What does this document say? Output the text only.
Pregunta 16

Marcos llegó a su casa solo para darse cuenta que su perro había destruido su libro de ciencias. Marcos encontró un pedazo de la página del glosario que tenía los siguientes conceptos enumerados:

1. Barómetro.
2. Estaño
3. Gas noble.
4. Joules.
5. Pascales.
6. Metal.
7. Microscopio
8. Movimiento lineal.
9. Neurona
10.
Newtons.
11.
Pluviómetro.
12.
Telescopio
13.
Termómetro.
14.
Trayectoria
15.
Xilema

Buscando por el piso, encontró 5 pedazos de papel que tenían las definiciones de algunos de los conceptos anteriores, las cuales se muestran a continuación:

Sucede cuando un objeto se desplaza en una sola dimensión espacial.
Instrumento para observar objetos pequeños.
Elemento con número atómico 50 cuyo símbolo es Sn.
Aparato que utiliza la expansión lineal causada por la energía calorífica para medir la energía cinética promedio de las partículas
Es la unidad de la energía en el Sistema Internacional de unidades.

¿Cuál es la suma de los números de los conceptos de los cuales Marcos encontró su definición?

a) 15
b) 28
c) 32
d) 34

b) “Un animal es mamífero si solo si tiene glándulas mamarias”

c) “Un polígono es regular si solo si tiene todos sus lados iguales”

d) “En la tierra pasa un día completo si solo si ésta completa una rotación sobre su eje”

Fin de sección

==============================

▶ _Short exercise_
Show the lines from the data above that contain the string "conceptos".

▶ _Solution for this problem_
Marcos llegó a su casa solo para darse cuenta que su perro había destruido su libro de ciencias. Marcos encontró un pedazo de la página del glosario que tenía los siguientes conceptos enumerados:
Buscando por el piso, encontró 5 pedazos de papel que tenían las definiciones de algunos de los conceptos anteriores, las cuales se muestran a continuación:
¿Cuál es la suma de los números de los conceptos de los cuales Marcos encontró su definición?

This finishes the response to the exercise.